_YOUR INSTRUCTIONS_: From the listing below, count the lines where the string "Certification" occurs. Give the number, with no other words.

Dataset excerpt

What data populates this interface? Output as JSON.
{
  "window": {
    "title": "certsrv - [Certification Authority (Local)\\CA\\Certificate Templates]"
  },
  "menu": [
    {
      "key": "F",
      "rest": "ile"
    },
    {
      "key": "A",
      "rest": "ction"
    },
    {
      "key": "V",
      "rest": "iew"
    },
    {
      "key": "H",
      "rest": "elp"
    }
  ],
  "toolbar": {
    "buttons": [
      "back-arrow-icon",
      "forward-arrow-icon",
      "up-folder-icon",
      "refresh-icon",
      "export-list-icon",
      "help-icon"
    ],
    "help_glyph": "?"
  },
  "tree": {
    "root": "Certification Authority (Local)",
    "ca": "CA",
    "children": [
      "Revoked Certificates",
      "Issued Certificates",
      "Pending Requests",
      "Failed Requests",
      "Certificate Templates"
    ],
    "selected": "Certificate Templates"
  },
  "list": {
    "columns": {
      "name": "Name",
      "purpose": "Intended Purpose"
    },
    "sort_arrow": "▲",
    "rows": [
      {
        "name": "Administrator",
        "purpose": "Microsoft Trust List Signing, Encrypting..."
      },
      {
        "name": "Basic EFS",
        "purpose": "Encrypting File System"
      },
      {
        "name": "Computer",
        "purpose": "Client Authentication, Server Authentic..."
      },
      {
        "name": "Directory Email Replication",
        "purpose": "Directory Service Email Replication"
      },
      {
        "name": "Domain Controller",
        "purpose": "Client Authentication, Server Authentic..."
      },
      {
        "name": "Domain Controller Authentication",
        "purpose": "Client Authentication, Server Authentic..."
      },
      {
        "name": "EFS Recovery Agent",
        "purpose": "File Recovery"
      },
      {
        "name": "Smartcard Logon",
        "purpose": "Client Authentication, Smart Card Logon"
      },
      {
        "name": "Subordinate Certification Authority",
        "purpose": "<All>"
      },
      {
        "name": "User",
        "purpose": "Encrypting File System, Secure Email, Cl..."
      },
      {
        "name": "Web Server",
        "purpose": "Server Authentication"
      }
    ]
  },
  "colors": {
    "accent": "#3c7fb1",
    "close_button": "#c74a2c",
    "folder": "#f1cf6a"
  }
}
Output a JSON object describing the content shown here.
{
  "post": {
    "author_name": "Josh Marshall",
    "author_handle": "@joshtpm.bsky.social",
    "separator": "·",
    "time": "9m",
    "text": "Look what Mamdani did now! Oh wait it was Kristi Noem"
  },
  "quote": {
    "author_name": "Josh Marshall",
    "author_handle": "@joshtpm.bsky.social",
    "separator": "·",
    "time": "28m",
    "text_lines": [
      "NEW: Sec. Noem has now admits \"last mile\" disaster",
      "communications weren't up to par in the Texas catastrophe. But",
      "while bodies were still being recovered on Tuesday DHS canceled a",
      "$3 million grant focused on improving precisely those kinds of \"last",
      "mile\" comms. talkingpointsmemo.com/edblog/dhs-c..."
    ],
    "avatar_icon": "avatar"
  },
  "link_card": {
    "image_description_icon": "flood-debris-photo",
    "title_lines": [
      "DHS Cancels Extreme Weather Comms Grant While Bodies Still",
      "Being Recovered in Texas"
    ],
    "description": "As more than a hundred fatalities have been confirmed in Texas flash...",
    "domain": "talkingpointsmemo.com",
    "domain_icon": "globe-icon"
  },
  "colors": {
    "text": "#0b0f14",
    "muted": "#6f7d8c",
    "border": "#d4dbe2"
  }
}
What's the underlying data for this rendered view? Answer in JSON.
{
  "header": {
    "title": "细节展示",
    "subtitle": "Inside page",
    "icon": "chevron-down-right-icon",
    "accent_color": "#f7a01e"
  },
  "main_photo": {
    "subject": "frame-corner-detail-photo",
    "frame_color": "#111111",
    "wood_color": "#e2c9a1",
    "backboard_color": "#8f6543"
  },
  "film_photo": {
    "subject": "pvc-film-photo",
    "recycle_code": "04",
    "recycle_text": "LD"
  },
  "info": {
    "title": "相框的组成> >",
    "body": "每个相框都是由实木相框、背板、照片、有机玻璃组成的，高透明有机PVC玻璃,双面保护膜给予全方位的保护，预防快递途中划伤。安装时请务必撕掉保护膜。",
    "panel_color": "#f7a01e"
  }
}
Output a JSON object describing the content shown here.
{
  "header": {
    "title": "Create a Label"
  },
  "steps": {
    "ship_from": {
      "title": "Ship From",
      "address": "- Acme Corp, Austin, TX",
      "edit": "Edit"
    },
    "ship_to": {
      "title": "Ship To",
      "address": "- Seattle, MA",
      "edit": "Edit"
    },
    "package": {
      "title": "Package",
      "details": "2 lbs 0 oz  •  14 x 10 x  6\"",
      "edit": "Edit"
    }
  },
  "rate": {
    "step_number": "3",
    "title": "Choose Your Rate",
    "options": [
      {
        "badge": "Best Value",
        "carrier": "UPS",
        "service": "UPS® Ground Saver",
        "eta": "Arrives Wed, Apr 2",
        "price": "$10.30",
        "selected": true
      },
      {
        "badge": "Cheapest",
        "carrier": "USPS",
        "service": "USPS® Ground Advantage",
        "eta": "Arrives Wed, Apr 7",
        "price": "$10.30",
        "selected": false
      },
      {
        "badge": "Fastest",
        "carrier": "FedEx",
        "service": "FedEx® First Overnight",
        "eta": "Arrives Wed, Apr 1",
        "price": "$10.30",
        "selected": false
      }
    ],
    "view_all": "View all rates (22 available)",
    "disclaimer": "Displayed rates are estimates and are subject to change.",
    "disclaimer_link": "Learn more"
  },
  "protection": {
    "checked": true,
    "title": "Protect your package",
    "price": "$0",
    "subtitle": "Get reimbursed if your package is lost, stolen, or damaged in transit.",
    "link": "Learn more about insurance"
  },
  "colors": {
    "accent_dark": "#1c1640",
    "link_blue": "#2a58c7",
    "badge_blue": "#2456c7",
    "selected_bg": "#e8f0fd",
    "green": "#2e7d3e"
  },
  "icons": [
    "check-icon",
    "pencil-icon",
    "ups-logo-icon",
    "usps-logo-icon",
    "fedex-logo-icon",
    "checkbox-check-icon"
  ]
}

_EXERCISE SOLUTION_: 3